### RECORDS FOR PROCESSING
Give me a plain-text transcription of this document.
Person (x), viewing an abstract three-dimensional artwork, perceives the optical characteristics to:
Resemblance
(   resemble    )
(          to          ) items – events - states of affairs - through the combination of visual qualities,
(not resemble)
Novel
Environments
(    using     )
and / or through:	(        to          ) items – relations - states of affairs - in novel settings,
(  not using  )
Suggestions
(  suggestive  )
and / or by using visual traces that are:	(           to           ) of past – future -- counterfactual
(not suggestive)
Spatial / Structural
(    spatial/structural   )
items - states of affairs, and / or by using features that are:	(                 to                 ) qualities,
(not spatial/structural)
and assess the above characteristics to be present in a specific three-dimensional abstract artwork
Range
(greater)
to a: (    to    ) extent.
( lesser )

### WHAT THIS TASK INVOLVES
Make an exact copy of the records.

### RESPONSE TO THIS TASK
Give me a plain-text transcription of this document.
Person (x), viewing an abstract three-dimensional artwork, perceives the optical characteristics to:
Resemblance
(   resemble    )
(          to          ) items – events - states of affairs - through the combination of visual qualities,
(not resemble)
Novel
Environments
(    using     )
and / or through:	(        to          ) items – relations - states of affairs - in novel settings,
(  not using  )
Suggestions
(  suggestive  )
and / or by using visual traces that are:	(           to           ) of past – future -- counterfactual
(not suggestive)
Spatial / Structural
(    spatial/structural   )
items - states of affairs, and / or by using features that are:	(                 to                 ) qualities,
(not spatial/structural)
and assess the above characteristics to be present in a specific three-dimensional abstract artwork
Range
(greater)
to a: (    to    ) extent.
( lesser )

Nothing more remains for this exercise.